◆ **Exercise description**
Copy out every one of the rows below word for word, but leave the pictures out.

==============================

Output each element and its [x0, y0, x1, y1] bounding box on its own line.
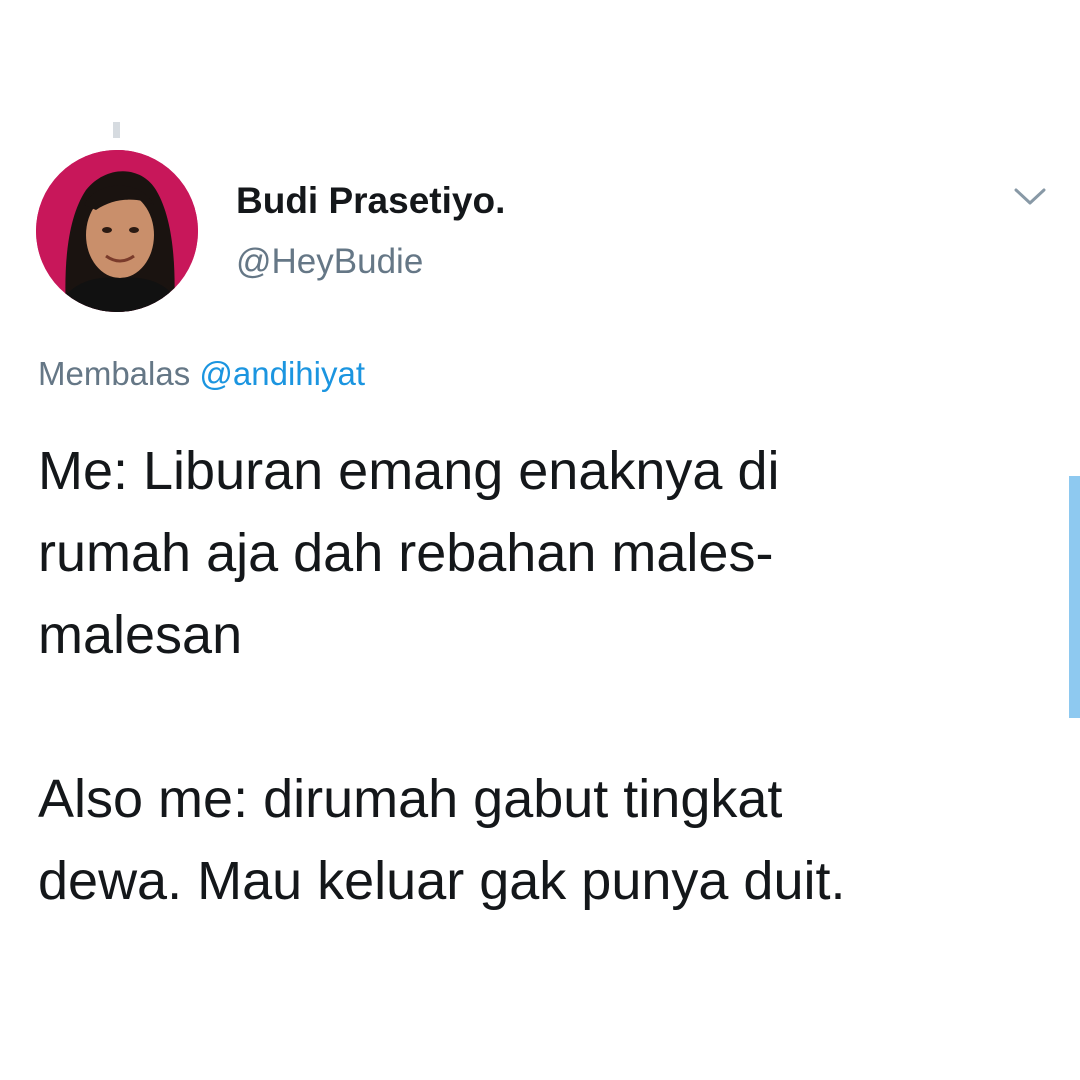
- tweet-text-line: malesan: [38, 605, 243, 665]
- scrollbar-thumb[interactable]: [1069, 476, 1080, 718]
- display-name[interactable]: Budi Prasetiyo.: [236, 180, 505, 222]
- tweet-text: Me: Liburan emang enaknya di rumah aja d…: [38, 430, 1038, 922]
- tweet-text-line: Also me: dirumah gabut tingkat: [38, 769, 783, 829]
- thread-connector-line: [113, 122, 120, 138]
- reply-mention-link[interactable]: @andihiyat: [199, 355, 365, 392]
- avatar[interactable]: [36, 150, 198, 312]
- user-handle[interactable]: @HeyBudie: [236, 242, 423, 282]
- tweet-text-line: Me: Liburan emang enaknya di: [38, 441, 780, 501]
- replying-to: Membalas @andihiyat: [38, 355, 365, 393]
- chevron-down-icon[interactable]: [1010, 176, 1050, 216]
- tweet-card: Budi Prasetiyo. @HeyBudie Membalas @andi…: [0, 0, 1080, 1080]
- tweet-text-line: rumah aja dah rebahan males-: [38, 523, 774, 583]
- replying-to-label: Membalas: [38, 355, 191, 392]
- avatar-photo: [36, 150, 198, 312]
- tweet-text-line: dewa. Mau keluar gak punya duit.: [38, 851, 846, 911]
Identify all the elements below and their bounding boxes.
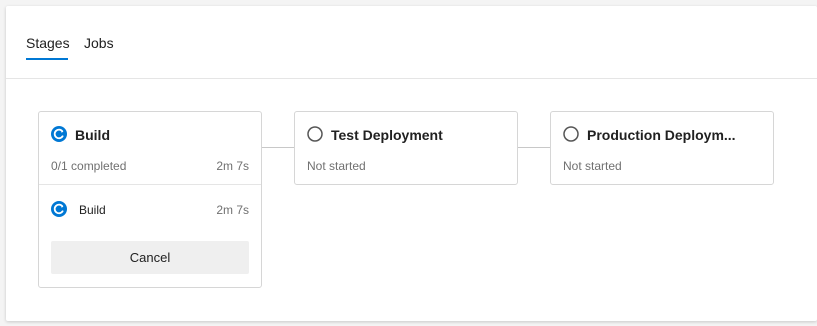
pipeline-run-panel: Stages Jobs Build 0/1 completed 2m 7s Bu… <box>6 6 817 321</box>
stage-card-build[interactable]: Build 0/1 completed 2m 7s Build 2m 7s Ca… <box>38 111 262 288</box>
job-name[interactable]: Build <box>79 203 106 217</box>
stage-card-test-deployment[interactable]: Test Deployment Not started <box>294 111 518 185</box>
stage-progress-text: 0/1 completed <box>51 159 127 173</box>
stage-title: Build <box>75 127 110 143</box>
pending-circle-icon <box>563 126 579 142</box>
stage-duration: 2m 7s <box>216 159 249 173</box>
tab-bar: Stages Jobs <box>6 6 817 79</box>
stage-status-text: Not started <box>307 159 366 173</box>
stage-card-production-deployment[interactable]: Production Deploym... Not started <box>550 111 774 185</box>
cancel-button[interactable]: Cancel <box>51 241 249 274</box>
pending-circle-icon <box>307 126 323 142</box>
stage-connector <box>262 147 294 148</box>
stage-title: Test Deployment <box>331 127 443 143</box>
running-icon <box>51 126 67 142</box>
divider <box>39 184 261 185</box>
tab-jobs[interactable]: Jobs <box>84 36 114 60</box>
stage-connector <box>518 147 550 148</box>
running-icon <box>51 201 67 217</box>
job-duration: 2m 7s <box>216 203 249 217</box>
stage-status-text: Not started <box>563 159 622 173</box>
tab-stages[interactable]: Stages <box>26 36 70 60</box>
stage-title: Production Deploym... <box>587 127 736 143</box>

==============================

◆ **Response to this task**
Output each element and its [x0, y0, x1, y1] bounding box on its own line.
- tweet-text-line: malesan: [38, 605, 243, 665]
- scrollbar-thumb[interactable]: [1069, 476, 1080, 718]
- display-name[interactable]: Budi Prasetiyo.: [236, 180, 505, 222]
- tweet-text: Me: Liburan emang enaknya di rumah aja d…: [38, 430, 1038, 922]
- tweet-text-line: Also me: dirumah gabut tingkat: [38, 769, 783, 829]
- thread-connector-line: [113, 122, 120, 138]
- reply-mention-link[interactable]: @andihiyat: [199, 355, 365, 392]
- avatar[interactable]: [36, 150, 198, 312]
- user-handle[interactable]: @HeyBudie: [236, 242, 423, 282]
- tweet-text-line: Me: Liburan emang enaknya di: [38, 441, 780, 501]
- replying-to: Membalas @andihiyat: [38, 355, 365, 393]
- chevron-down-icon[interactable]: [1010, 176, 1050, 216]
- tweet-card: Budi Prasetiyo. @HeyBudie Membalas @andi…: [0, 0, 1080, 1080]
- tweet-text-line: rumah aja dah rebahan males-: [38, 523, 774, 583]
- replying-to-label: Membalas: [38, 355, 191, 392]
- avatar-photo: [36, 150, 198, 312]
- tweet-text-line: dewa. Mau keluar gak punya duit.: [38, 851, 846, 911]
Identify all the elements below and their bounding boxes.
pipeline-run-panel: Stages Jobs Build 0/1 completed 2m 7s Bu… <box>6 6 817 321</box>
stage-card-build[interactable]: Build 0/1 completed 2m 7s Build 2m 7s Ca… <box>38 111 262 288</box>
job-name[interactable]: Build <box>79 203 106 217</box>
stage-card-test-deployment[interactable]: Test Deployment Not started <box>294 111 518 185</box>
stage-progress-text: 0/1 completed <box>51 159 127 173</box>
stage-title: Build <box>75 127 110 143</box>
pending-circle-icon <box>563 126 579 142</box>
stage-duration: 2m 7s <box>216 159 249 173</box>
tab-bar: Stages Jobs <box>6 6 817 79</box>
stage-status-text: Not started <box>307 159 366 173</box>
stage-card-production-deployment[interactable]: Production Deploym... Not started <box>550 111 774 185</box>
cancel-button[interactable]: Cancel <box>51 241 249 274</box>
pending-circle-icon <box>307 126 323 142</box>
stage-connector <box>262 147 294 148</box>
stage-title: Test Deployment <box>331 127 443 143</box>
running-icon <box>51 126 67 142</box>
divider <box>39 184 261 185</box>
tab-jobs[interactable]: Jobs <box>84 36 114 60</box>
stage-connector <box>518 147 550 148</box>
running-icon <box>51 201 67 217</box>
job-duration: 2m 7s <box>216 203 249 217</box>
stage-status-text: Not started <box>563 159 622 173</box>
tab-stages[interactable]: Stages <box>26 36 70 60</box>
stage-title: Production Deploym... <box>587 127 736 143</box>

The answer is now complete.